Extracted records
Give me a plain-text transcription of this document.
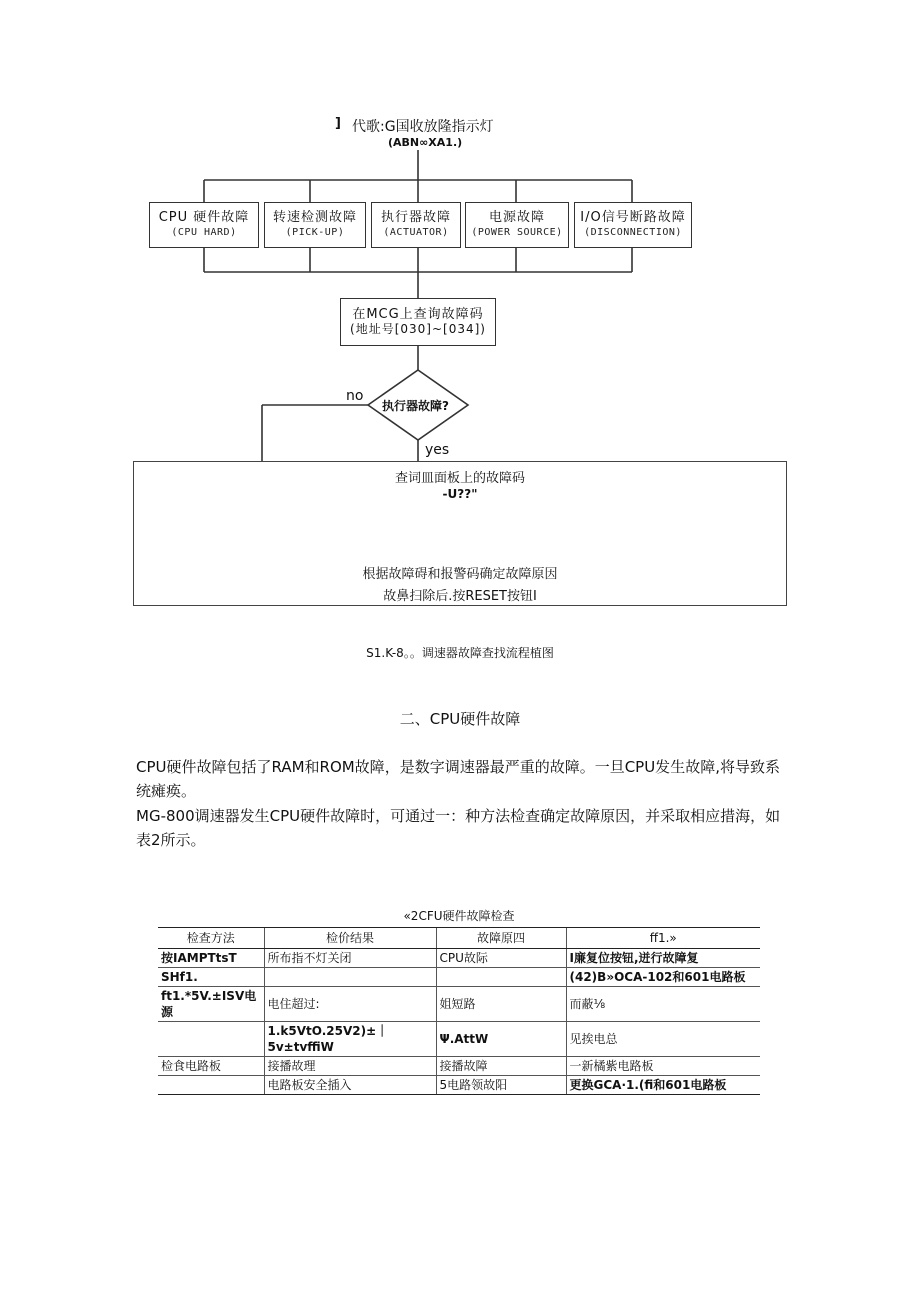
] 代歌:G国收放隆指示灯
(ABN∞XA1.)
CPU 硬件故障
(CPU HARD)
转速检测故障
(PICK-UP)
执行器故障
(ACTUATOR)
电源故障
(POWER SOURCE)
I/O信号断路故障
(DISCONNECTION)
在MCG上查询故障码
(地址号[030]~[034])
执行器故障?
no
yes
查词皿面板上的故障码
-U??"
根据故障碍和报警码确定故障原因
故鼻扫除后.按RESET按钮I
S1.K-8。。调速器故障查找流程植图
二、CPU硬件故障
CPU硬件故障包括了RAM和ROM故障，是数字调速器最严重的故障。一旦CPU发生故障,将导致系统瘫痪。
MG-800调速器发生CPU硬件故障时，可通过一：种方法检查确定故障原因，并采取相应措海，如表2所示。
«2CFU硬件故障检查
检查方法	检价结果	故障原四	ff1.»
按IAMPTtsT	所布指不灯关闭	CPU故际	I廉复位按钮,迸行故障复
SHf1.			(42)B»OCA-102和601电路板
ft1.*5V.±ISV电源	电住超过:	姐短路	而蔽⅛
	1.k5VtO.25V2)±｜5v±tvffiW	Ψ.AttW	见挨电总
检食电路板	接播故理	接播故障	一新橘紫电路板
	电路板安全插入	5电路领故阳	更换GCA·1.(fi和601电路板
---
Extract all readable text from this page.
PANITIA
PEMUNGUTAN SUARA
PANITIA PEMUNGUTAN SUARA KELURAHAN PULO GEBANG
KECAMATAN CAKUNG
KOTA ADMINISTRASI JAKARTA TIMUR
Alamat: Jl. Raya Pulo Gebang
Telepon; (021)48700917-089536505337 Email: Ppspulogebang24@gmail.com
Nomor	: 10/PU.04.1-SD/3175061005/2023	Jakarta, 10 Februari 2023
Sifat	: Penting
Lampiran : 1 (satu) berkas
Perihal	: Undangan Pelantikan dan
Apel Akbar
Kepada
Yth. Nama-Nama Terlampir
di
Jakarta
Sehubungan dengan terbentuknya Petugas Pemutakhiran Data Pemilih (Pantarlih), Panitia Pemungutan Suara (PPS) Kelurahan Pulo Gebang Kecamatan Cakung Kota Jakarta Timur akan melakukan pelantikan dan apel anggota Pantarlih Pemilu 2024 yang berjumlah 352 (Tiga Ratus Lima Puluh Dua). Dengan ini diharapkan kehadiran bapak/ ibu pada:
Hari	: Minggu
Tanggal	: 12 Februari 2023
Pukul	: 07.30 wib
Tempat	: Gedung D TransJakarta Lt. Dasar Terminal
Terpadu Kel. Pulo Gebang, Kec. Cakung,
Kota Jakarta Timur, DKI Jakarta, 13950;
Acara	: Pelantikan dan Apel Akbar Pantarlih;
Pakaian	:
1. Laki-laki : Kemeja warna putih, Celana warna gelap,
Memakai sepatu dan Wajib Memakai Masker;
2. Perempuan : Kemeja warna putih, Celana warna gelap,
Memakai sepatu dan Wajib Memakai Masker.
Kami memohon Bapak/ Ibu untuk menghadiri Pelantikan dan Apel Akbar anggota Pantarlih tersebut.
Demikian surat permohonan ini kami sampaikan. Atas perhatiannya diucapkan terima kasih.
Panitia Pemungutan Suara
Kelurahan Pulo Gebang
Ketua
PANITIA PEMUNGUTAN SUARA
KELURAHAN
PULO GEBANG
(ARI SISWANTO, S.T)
==
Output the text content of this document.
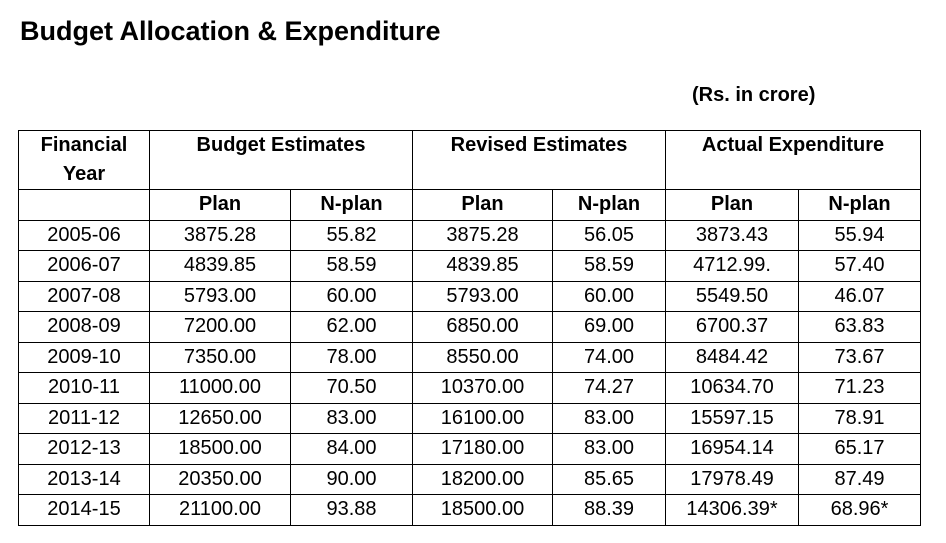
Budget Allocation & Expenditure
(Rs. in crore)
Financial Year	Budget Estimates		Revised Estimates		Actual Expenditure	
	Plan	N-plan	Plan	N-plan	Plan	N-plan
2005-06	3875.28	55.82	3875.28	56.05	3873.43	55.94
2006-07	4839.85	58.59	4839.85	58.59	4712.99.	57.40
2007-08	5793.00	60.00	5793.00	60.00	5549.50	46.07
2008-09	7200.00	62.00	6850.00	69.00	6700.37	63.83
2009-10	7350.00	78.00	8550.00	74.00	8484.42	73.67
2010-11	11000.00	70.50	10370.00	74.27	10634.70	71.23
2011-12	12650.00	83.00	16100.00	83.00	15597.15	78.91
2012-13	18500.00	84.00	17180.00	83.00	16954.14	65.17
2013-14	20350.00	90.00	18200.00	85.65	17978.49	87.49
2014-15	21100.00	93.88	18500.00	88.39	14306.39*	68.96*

▸ PROBLEM STATEMENT
Give the count of lines in the records that contain "warna", and no other text.

▸ REPLY TO THE EXERCISE
2